── Records shown ──

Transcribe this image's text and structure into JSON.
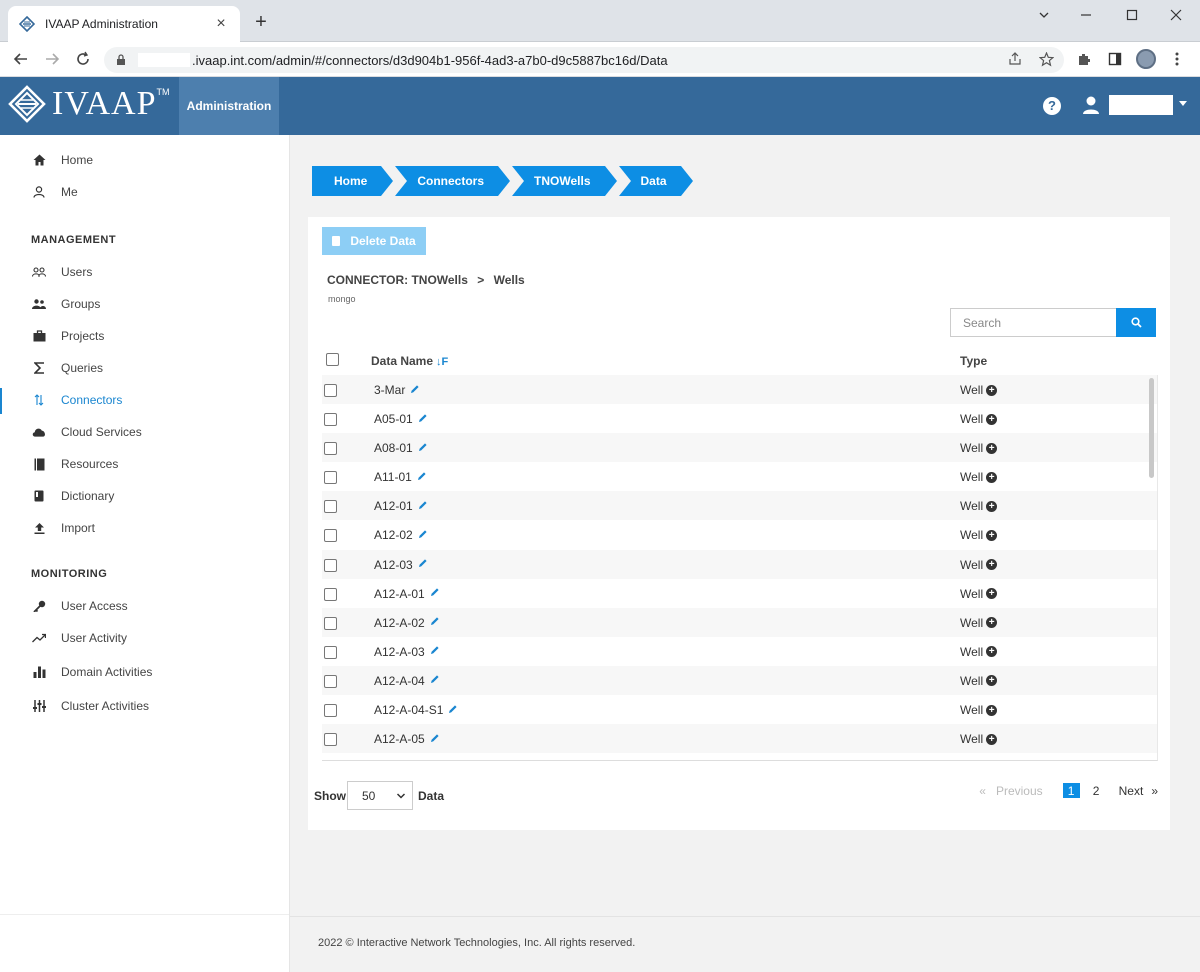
{
  "browser": {
    "tab_title": "IVAAP Administration",
    "tab_close": "×",
    "new_tab": "+",
    "url": ".ivaap.int.com/admin/#/connectors/d3d904b1-956f-4ad3-a7b0-d9c5887bc16d/Data"
  },
  "header": {
    "logo_text": "IVAAP",
    "logo_tm": "TM",
    "admin_label": "Administration",
    "help": "?"
  },
  "sidebar": {
    "top_items": [
      {
        "label": "Home",
        "icon": "home-icon"
      },
      {
        "label": "Me",
        "icon": "person-icon"
      }
    ],
    "management_heading": "MANAGEMENT",
    "management_items": [
      {
        "label": "Users",
        "icon": "users-icon"
      },
      {
        "label": "Groups",
        "icon": "groups-icon"
      },
      {
        "label": "Projects",
        "icon": "briefcase-icon"
      },
      {
        "label": "Queries",
        "icon": "sigma-icon"
      },
      {
        "label": "Connectors",
        "icon": "connectors-icon",
        "active": true
      },
      {
        "label": "Cloud Services",
        "icon": "cloud-icon"
      },
      {
        "label": "Resources",
        "icon": "book-icon"
      },
      {
        "label": "Dictionary",
        "icon": "dictionary-icon"
      },
      {
        "label": "Import",
        "icon": "upload-icon"
      }
    ],
    "monitoring_heading": "MONITORING",
    "monitoring_items": [
      {
        "label": "User Access",
        "icon": "key-icon"
      },
      {
        "label": "User Activity",
        "icon": "trend-icon"
      },
      {
        "label": "Domain Activities",
        "icon": "bar-chart-icon"
      },
      {
        "label": "Cluster Activities",
        "icon": "sliders-icon"
      }
    ]
  },
  "breadcrumb": [
    "Home",
    "Connectors",
    "TNOWells",
    "Data"
  ],
  "toolbar": {
    "delete_label": "Delete Data"
  },
  "connector": {
    "label": "CONNECTOR: TNOWells",
    "separator": ">",
    "section": "Wells",
    "sub": "mongo"
  },
  "search": {
    "placeholder": "Search"
  },
  "table": {
    "columns": [
      "Data Name",
      "Type"
    ],
    "sort_icon": "↓F",
    "rows": [
      {
        "name": "3-Mar",
        "type": "Well"
      },
      {
        "name": "A05-01",
        "type": "Well"
      },
      {
        "name": "A08-01",
        "type": "Well"
      },
      {
        "name": "A11-01",
        "type": "Well"
      },
      {
        "name": "A12-01",
        "type": "Well"
      },
      {
        "name": "A12-02",
        "type": "Well"
      },
      {
        "name": "A12-03",
        "type": "Well"
      },
      {
        "name": "A12-A-01",
        "type": "Well"
      },
      {
        "name": "A12-A-02",
        "type": "Well"
      },
      {
        "name": "A12-A-03",
        "type": "Well"
      },
      {
        "name": "A12-A-04",
        "type": "Well"
      },
      {
        "name": "A12-A-04-S1",
        "type": "Well"
      },
      {
        "name": "A12-A-05",
        "type": "Well"
      }
    ]
  },
  "pagination": {
    "show_label": "Show",
    "page_size": "50",
    "data_label": "Data",
    "prev_arrow": "«",
    "previous": "Previous",
    "pages": [
      "1",
      "2"
    ],
    "current_page": "1",
    "next": "Next",
    "next_arrow": "»"
  },
  "footer": {
    "text": "2022 © Interactive Network Technologies, Inc. All rights reserved."
  },
  "colors": {
    "header_bg": "#35699a",
    "accent": "#0d8ee4",
    "admin_tab": "#4d7fae"
  }
}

───

■ Task statement: Copy out each line of the listing that holds "TNOWells".

■ Task answer:
    "TNOWells",
    "label": "CONNECTOR: TNOWells",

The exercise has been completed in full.